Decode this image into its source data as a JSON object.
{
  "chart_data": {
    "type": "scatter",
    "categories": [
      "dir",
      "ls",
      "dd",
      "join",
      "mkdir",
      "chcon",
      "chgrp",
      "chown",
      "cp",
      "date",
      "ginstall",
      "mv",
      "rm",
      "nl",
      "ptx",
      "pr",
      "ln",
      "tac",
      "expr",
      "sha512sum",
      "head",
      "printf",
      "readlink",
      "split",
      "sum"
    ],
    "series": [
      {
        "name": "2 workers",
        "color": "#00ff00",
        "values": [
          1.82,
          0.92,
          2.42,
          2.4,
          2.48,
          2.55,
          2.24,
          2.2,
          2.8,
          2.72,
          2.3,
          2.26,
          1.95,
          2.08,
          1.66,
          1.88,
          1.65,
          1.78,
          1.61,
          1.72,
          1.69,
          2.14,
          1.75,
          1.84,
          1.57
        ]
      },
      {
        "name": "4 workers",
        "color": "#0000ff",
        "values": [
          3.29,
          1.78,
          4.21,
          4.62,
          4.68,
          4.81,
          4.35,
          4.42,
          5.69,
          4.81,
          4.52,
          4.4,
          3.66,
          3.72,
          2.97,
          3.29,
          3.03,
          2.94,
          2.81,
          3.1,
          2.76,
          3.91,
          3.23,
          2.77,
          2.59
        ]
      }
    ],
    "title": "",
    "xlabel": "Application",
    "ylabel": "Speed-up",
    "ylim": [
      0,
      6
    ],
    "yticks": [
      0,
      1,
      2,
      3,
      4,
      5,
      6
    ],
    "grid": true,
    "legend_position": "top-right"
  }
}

*YOUR OBJECTIVE*: Your task is to retype all the records above with nothing left out.

*SOLUTION TO THIS EXERCISE*:
Decode this image into its source data as a JSON object.
{
  "chart_data": {
    "type": "scatter",
    "categories": [
      "dir",
      "ls",
      "dd",
      "join",
      "mkdir",
      "chcon",
      "chgrp",
      "chown",
      "cp",
      "date",
      "ginstall",
      "mv",
      "rm",
      "nl",
      "ptx",
      "pr",
      "ln",
      "tac",
      "expr",
      "sha512sum",
      "head",
      "printf",
      "readlink",
      "split",
      "sum"
    ],
    "series": [
      {
        "name": "2 workers",
        "color": "#00ff00",
        "values": [
          1.82,
          0.92,
          2.42,
          2.4,
          2.48,
          2.55,
          2.24,
          2.2,
          2.8,
          2.72,
          2.3,
          2.26,
          1.95,
          2.08,
          1.66,
          1.88,
          1.65,
          1.78,
          1.61,
          1.72,
          1.69,
          2.14,
          1.75,
          1.84,
          1.57
        ]
      },
      {
        "name": "4 workers",
        "color": "#0000ff",
        "values": [
          3.29,
          1.78,
          4.21,
          4.62,
          4.68,
          4.81,
          4.35,
          4.42,
          5.69,
          4.81,
          4.52,
          4.4,
          3.66,
          3.72,
          2.97,
          3.29,
          3.03,
          2.94,
          2.81,
          3.1,
          2.76,
          3.91,
          3.23,
          2.77,
          2.59
        ]
      }
    ],
    "title": "",
    "xlabel": "Application",
    "ylabel": "Speed-up",
    "ylim": [
      0,
      6
    ],
    "yticks": [
      0,
      1,
      2,
      3,
      4,
      5,
      6
    ],
    "grid": true,
    "legend_position": "top-right"
  }
}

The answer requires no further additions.